Written request
Output the full listing below exactly, without the pictures.

..............................

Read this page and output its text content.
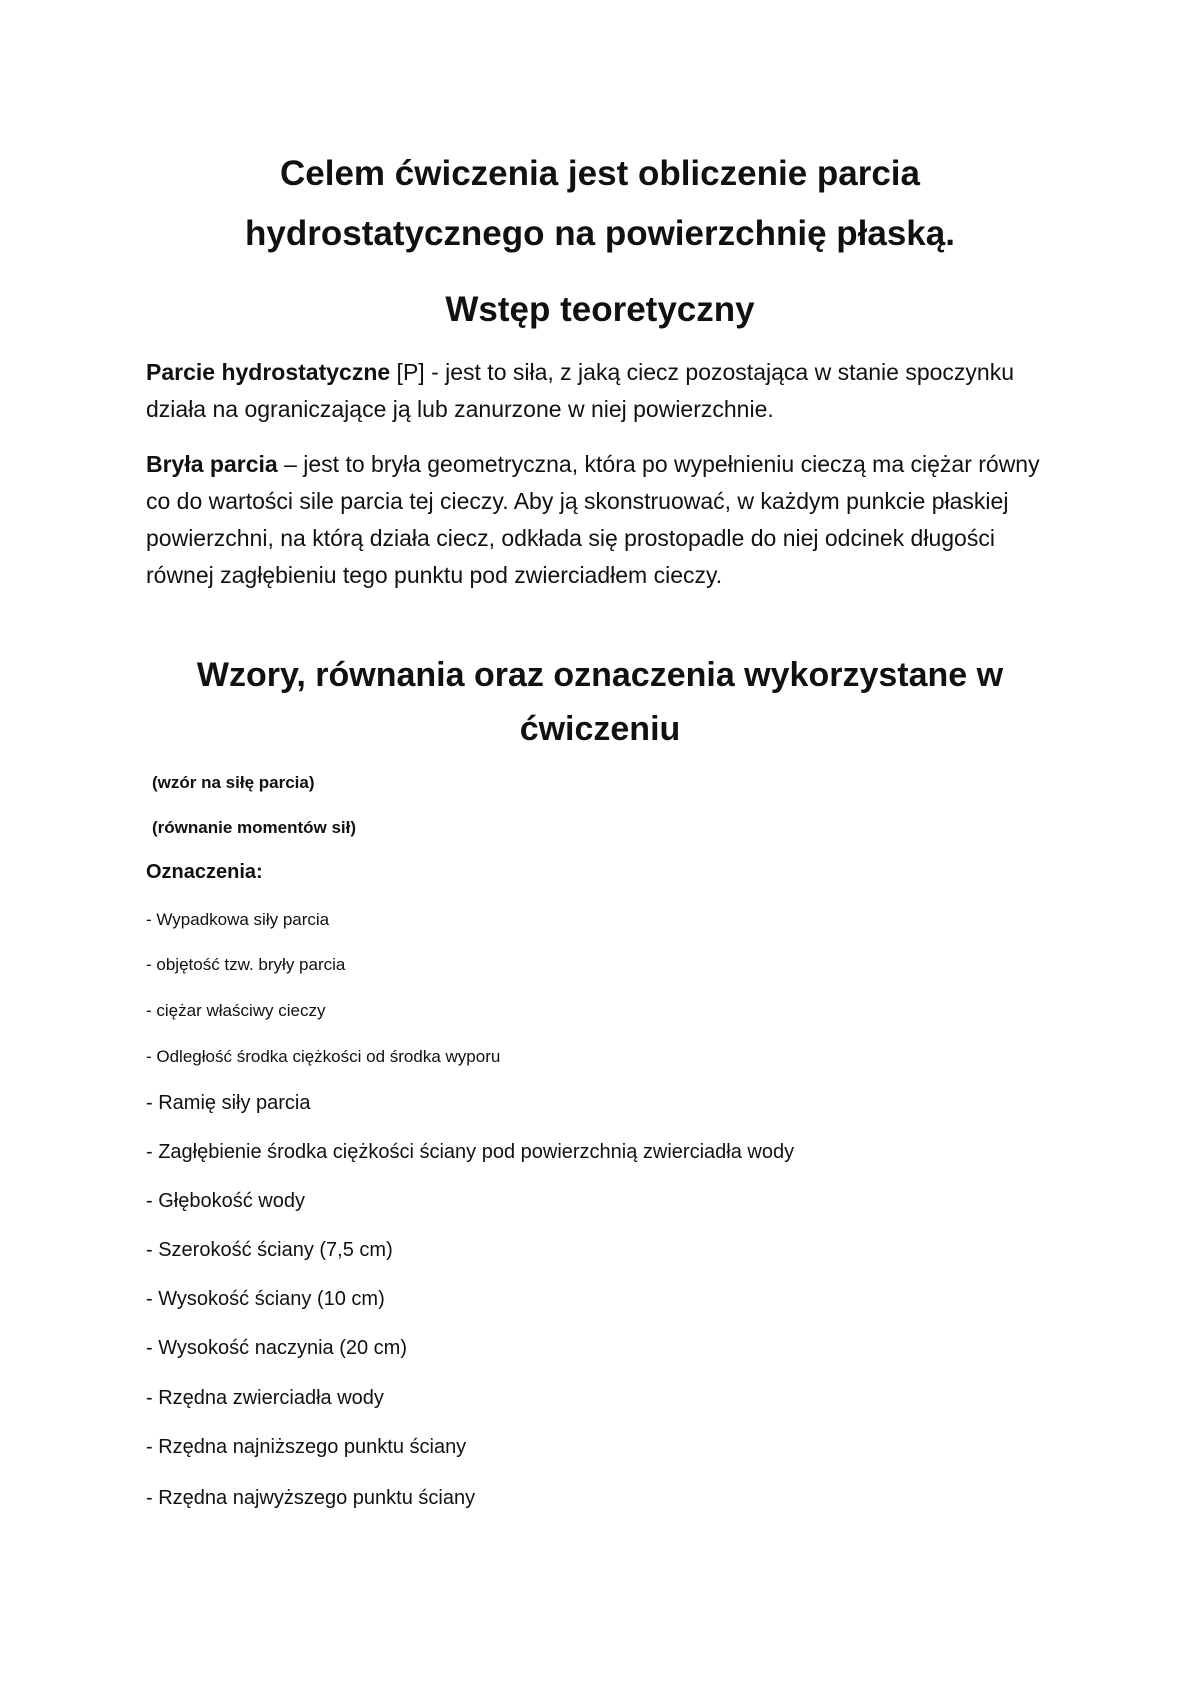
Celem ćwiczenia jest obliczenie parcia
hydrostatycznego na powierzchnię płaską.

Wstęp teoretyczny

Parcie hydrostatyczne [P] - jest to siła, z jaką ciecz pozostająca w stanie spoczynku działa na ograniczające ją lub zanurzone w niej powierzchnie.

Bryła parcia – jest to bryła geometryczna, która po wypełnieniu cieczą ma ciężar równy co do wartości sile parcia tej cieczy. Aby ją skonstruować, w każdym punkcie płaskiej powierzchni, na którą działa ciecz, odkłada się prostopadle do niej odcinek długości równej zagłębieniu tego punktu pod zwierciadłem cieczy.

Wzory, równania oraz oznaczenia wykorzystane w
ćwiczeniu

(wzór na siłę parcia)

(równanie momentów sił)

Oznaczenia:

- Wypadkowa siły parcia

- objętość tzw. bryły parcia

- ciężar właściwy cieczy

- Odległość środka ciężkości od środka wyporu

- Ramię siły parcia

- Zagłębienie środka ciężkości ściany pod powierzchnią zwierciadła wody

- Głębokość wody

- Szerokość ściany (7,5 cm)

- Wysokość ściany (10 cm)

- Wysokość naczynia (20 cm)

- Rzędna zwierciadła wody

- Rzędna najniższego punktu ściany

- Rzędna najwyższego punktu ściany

..............................

The answer
Read this page and output its text content.
Celem ćwiczenia jest obliczenie parcia
hydrostatycznego na powierzchnię płaską.

Wstęp teoretyczny

Parcie hydrostatyczne [P] - jest to siła, z jaką ciecz pozostająca w stanie spoczynku działa na ograniczające ją lub zanurzone w niej powierzchnie.

Bryła parcia – jest to bryła geometryczna, która po wypełnieniu cieczą ma ciężar równy co do wartości sile parcia tej cieczy. Aby ją skonstruować, w każdym punkcie płaskiej powierzchni, na którą działa ciecz, odkłada się prostopadle do niej odcinek długości równej zagłębieniu tego punktu pod zwierciadłem cieczy.

Wzory, równania oraz oznaczenia wykorzystane w
ćwiczeniu

(wzór na siłę parcia)

(równanie momentów sił)

Oznaczenia:

- Wypadkowa siły parcia

- objętość tzw. bryły parcia

- ciężar właściwy cieczy

- Odległość środka ciężkości od środka wyporu

- Ramię siły parcia

- Zagłębienie środka ciężkości ściany pod powierzchnią zwierciadła wody

- Głębokość wody

- Szerokość ściany (7,5 cm)

- Wysokość ściany (10 cm)

- Wysokość naczynia (20 cm)

- Rzędna zwierciadła wody

- Rzędna najniższego punktu ściany

- Rzędna najwyższego punktu ściany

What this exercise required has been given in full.